_WHAT YOU WILL DO_
Leave out the pictures and transcribe everything else exactly.
━━━ MATERIAL PROVIDED ━━━
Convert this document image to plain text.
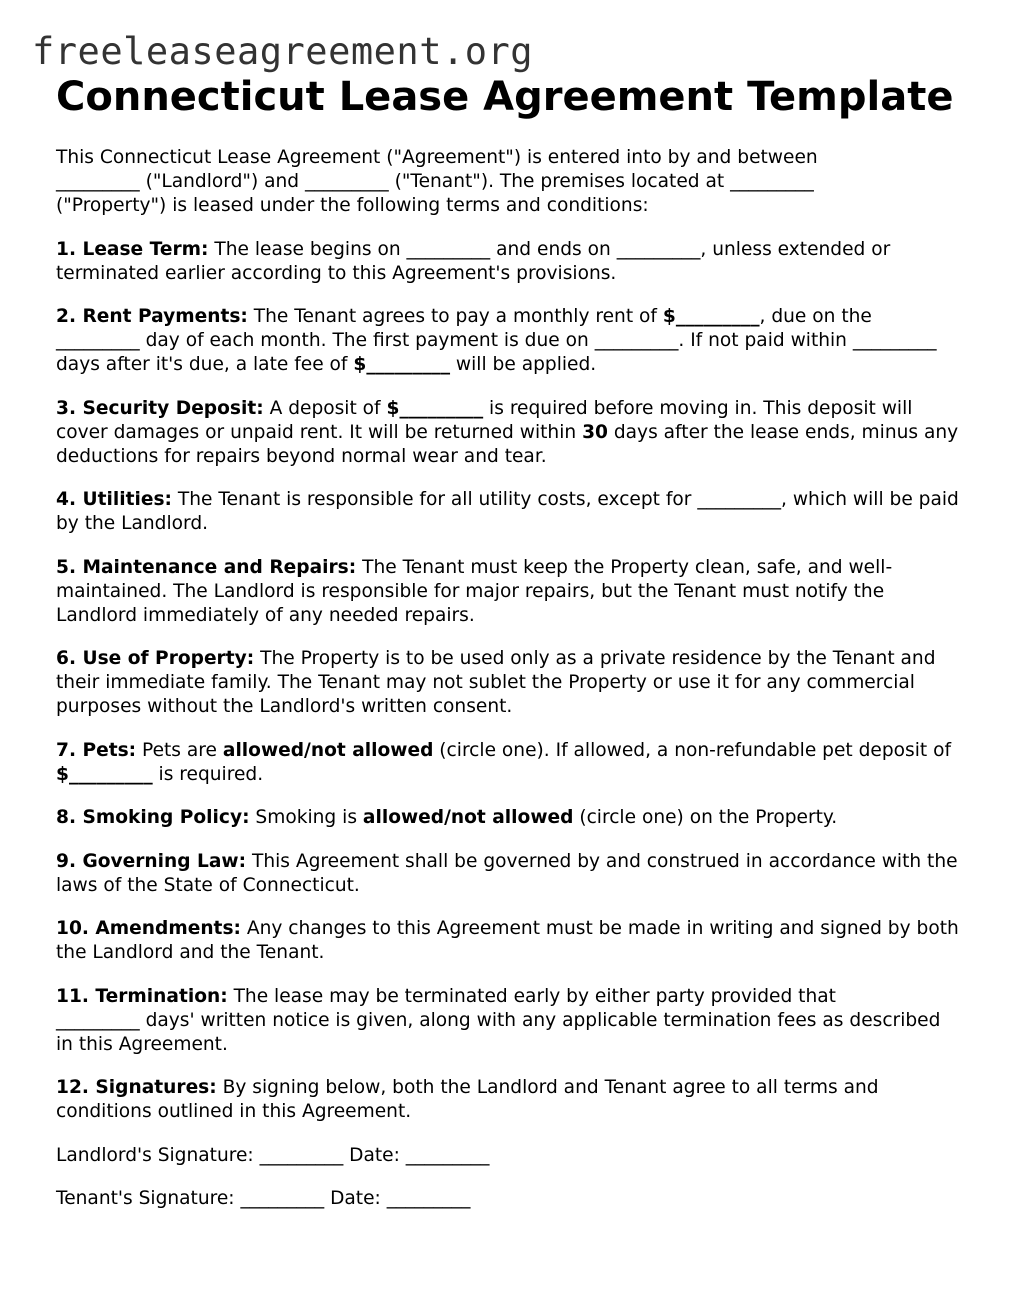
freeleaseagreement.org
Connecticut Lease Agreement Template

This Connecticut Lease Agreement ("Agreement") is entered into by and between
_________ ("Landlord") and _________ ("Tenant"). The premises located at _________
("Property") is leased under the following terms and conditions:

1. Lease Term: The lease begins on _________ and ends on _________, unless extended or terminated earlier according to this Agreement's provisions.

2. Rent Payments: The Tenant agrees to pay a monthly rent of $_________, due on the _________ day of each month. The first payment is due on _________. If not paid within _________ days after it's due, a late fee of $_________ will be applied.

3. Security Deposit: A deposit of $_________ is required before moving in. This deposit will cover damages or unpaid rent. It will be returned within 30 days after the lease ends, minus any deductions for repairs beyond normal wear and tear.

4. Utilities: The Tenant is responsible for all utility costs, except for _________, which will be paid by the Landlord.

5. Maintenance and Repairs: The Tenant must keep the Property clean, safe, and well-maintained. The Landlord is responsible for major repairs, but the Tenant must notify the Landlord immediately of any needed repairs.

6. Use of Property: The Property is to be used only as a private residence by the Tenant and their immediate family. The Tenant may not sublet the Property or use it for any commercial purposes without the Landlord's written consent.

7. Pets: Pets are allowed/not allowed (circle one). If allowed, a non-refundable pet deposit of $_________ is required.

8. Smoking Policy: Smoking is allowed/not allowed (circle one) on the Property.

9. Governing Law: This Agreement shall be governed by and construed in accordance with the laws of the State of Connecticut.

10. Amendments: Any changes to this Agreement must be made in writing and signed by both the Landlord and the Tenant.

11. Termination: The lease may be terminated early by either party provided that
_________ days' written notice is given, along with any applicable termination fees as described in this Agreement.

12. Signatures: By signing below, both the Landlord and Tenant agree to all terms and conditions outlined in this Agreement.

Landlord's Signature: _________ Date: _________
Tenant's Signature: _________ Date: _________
━━━
_COMPLETE RESPONSE_
Convert this document image to plain text.
freeleaseagreement.org
Connecticut Lease Agreement Template

This Connecticut Lease Agreement ("Agreement") is entered into by and between
_________ ("Landlord") and _________ ("Tenant"). The premises located at _________
("Property") is leased under the following terms and conditions:

1. Lease Term: The lease begins on _________ and ends on _________, unless extended or terminated earlier according to this Agreement's provisions.

2. Rent Payments: The Tenant agrees to pay a monthly rent of $_________, due on the _________ day of each month. The first payment is due on _________. If not paid within _________ days after it's due, a late fee of $_________ will be applied.

3. Security Deposit: A deposit of $_________ is required before moving in. This deposit will cover damages or unpaid rent. It will be returned within 30 days after the lease ends, minus any deductions for repairs beyond normal wear and tear.

4. Utilities: The Tenant is responsible for all utility costs, except for _________, which will be paid by the Landlord.

5. Maintenance and Repairs: The Tenant must keep the Property clean, safe, and well-maintained. The Landlord is responsible for major repairs, but the Tenant must notify the Landlord immediately of any needed repairs.

6. Use of Property: The Property is to be used only as a private residence by the Tenant and their immediate family. The Tenant may not sublet the Property or use it for any commercial purposes without the Landlord's written consent.

7. Pets: Pets are allowed/not allowed (circle one). If allowed, a non-refundable pet deposit of $_________ is required.

8. Smoking Policy: Smoking is allowed/not allowed (circle one) on the Property.

9. Governing Law: This Agreement shall be governed by and construed in accordance with the laws of the State of Connecticut.

10. Amendments: Any changes to this Agreement must be made in writing and signed by both the Landlord and the Tenant.

11. Termination: The lease may be terminated early by either party provided that
_________ days' written notice is given, along with any applicable termination fees as described in this Agreement.

12. Signatures: By signing below, both the Landlord and Tenant agree to all terms and conditions outlined in this Agreement.

Landlord's Signature: _________ Date: _________
Tenant's Signature: _________ Date: _________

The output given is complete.